EXERCISE DESCRIPTION
In the entries that follow, find the word "this" and report each line it is on.

>>>>

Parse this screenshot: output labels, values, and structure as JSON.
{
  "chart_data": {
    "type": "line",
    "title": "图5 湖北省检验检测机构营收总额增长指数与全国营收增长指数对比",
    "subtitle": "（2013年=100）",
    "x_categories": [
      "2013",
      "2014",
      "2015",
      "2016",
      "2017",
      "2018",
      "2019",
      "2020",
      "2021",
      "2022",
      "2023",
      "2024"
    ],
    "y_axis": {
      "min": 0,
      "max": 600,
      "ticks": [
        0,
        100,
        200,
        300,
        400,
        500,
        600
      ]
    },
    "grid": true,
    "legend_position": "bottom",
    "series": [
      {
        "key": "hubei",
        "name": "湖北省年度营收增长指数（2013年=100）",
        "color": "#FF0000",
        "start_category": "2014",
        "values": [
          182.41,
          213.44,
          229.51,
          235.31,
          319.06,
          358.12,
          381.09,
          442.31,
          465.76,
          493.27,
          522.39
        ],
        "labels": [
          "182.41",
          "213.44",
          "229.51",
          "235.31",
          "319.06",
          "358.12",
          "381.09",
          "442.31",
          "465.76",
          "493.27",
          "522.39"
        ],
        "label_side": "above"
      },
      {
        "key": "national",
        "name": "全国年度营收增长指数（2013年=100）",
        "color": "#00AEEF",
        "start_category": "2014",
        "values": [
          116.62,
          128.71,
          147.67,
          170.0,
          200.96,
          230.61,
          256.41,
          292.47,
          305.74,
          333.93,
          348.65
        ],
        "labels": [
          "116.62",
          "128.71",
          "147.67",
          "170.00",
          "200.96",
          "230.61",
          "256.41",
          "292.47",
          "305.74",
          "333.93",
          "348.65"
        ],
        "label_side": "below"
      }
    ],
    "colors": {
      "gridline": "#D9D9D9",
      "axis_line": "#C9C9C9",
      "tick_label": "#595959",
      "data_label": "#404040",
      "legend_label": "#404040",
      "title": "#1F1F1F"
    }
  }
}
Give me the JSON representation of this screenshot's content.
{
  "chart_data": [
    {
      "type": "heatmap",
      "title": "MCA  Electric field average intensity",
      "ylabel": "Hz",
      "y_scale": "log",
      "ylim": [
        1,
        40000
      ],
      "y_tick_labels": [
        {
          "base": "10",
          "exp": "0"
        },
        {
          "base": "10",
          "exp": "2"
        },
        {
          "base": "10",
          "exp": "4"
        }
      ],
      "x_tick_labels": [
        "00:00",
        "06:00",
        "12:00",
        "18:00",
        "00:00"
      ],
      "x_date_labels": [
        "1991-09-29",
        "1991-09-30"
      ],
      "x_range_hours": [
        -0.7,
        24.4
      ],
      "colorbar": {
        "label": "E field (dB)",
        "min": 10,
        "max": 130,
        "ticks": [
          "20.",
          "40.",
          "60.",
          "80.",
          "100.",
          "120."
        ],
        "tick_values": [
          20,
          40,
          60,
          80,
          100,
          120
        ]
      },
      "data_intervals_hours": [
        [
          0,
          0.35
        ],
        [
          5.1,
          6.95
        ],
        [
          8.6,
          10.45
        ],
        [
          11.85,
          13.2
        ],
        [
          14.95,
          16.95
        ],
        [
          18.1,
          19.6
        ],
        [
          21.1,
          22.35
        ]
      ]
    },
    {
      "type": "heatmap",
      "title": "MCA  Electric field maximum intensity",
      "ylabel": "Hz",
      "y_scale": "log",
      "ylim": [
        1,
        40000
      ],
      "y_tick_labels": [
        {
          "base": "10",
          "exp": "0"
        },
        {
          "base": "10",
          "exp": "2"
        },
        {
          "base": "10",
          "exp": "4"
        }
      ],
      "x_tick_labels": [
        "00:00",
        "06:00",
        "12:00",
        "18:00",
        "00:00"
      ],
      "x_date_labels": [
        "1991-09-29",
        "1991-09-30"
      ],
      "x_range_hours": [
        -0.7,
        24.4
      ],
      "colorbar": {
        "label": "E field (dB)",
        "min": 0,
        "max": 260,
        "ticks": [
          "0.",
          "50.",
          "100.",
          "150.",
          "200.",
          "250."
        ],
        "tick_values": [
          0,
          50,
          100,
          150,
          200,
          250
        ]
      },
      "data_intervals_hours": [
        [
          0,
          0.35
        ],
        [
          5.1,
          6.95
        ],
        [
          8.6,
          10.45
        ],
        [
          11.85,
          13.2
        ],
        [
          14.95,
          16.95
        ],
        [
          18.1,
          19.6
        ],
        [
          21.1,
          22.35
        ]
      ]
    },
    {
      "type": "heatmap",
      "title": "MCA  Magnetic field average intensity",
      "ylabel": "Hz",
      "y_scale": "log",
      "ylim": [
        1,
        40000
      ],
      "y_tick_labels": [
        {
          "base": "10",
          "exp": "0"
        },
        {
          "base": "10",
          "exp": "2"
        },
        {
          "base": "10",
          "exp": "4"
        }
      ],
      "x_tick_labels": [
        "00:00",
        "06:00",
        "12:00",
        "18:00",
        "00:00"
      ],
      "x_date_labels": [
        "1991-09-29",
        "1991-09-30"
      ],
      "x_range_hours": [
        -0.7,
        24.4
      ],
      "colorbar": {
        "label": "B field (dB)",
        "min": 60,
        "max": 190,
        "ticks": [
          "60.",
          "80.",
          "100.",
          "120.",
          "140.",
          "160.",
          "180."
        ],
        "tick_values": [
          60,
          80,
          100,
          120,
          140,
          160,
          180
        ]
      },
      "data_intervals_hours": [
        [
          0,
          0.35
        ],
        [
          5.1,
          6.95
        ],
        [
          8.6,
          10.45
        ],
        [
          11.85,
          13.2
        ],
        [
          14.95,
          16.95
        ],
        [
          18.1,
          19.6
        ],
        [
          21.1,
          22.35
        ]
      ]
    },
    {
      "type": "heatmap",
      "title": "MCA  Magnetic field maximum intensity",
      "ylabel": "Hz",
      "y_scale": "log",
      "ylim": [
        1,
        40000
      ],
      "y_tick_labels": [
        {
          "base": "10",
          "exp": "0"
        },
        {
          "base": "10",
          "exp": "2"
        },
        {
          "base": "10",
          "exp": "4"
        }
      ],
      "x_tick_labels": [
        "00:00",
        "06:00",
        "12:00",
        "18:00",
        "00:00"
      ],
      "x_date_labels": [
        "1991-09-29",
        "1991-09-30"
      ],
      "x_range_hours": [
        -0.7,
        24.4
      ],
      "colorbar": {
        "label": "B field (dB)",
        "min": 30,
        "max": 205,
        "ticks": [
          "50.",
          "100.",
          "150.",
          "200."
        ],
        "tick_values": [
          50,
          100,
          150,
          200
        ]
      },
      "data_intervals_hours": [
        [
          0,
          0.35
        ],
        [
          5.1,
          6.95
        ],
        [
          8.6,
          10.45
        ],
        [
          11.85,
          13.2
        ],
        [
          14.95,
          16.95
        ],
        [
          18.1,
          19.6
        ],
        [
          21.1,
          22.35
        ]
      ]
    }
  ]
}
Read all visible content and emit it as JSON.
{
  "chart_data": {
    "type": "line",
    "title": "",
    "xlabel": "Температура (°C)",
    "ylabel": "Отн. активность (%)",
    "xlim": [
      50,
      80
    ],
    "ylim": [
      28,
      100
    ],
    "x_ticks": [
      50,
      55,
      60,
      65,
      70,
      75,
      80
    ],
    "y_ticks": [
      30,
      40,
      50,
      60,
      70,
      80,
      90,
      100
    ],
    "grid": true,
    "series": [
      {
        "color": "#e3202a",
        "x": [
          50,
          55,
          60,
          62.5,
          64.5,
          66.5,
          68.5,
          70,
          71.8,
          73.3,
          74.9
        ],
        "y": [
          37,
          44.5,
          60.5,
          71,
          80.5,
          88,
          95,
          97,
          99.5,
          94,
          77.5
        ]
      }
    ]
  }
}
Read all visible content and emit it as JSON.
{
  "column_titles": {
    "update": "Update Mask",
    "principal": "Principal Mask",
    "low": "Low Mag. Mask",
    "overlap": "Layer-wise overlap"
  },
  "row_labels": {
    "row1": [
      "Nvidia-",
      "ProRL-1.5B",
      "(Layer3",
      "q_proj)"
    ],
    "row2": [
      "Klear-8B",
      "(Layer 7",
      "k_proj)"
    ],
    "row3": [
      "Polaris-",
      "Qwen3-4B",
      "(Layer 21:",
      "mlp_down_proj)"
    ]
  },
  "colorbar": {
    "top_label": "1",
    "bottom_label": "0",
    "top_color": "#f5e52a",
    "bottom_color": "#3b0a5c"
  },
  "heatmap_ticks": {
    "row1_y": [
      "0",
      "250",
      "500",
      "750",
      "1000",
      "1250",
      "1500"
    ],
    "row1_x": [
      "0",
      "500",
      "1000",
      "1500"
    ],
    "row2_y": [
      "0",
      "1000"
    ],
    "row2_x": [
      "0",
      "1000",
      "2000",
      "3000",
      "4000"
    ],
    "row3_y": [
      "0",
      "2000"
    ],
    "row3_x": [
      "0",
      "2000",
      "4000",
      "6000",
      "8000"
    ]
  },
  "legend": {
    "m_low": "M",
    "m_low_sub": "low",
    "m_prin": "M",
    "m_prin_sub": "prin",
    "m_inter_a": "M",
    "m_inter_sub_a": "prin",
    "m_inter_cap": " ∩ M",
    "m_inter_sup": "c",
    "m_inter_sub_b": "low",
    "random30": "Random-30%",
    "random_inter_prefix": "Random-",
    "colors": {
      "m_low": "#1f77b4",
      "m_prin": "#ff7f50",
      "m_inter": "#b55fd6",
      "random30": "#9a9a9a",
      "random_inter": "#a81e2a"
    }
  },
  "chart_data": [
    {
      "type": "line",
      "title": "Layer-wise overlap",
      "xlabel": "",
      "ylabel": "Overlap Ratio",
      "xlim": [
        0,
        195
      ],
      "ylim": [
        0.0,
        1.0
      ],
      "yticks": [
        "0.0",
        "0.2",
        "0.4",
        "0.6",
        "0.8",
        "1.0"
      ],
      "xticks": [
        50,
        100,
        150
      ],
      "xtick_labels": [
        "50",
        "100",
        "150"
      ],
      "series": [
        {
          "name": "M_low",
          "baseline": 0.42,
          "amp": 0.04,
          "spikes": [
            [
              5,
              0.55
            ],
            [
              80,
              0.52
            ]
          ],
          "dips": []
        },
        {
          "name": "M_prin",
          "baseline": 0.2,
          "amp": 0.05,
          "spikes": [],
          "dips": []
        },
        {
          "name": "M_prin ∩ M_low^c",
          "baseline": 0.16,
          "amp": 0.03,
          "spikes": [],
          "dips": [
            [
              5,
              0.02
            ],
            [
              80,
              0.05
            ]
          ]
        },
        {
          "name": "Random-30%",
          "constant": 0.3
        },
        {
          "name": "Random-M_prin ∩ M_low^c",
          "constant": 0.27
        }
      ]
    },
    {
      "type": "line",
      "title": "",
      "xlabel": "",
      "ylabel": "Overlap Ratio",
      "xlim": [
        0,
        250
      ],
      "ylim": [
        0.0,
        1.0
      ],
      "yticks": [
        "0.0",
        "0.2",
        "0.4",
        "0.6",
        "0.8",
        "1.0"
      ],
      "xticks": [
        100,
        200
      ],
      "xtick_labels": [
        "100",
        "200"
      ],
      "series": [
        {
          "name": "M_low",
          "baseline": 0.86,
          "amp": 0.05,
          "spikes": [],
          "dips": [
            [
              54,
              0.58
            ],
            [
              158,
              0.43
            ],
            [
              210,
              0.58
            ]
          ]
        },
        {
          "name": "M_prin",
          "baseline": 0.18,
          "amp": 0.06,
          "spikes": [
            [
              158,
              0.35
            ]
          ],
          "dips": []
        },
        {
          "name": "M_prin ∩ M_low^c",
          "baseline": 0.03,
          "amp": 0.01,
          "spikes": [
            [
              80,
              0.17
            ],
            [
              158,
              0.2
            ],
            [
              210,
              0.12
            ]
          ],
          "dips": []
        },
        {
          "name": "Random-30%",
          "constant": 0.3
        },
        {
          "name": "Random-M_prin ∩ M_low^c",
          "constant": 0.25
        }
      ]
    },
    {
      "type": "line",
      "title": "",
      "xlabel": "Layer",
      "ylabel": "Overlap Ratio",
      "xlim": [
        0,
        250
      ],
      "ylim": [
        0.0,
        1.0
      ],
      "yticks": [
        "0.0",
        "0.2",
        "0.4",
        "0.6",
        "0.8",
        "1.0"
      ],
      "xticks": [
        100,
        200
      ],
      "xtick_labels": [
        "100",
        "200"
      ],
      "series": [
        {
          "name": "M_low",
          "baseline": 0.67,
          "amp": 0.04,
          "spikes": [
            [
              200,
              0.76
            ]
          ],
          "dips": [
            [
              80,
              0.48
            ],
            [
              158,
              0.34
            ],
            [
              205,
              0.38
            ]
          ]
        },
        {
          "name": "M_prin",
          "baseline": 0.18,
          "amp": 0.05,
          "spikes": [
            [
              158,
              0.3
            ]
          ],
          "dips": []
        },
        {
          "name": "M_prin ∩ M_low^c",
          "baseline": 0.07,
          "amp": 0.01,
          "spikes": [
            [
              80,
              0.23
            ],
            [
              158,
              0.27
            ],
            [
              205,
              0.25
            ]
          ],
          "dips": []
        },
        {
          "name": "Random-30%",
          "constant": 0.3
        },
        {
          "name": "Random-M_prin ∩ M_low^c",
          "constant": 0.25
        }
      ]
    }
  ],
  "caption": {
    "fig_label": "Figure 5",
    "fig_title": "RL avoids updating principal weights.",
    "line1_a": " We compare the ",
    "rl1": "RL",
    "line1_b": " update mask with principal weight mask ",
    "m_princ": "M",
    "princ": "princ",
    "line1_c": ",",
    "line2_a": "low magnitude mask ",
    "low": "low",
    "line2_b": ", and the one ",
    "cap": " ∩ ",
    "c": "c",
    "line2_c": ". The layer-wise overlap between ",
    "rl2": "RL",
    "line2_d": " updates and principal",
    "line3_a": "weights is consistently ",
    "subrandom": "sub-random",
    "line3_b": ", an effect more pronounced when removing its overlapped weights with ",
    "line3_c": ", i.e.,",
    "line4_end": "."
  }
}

<<<<

SOLUTION TO THE PROBLEM
Parse this screenshot: output labels, values, and structure as JSON.
Give me the JSON representation of this screenshot's content.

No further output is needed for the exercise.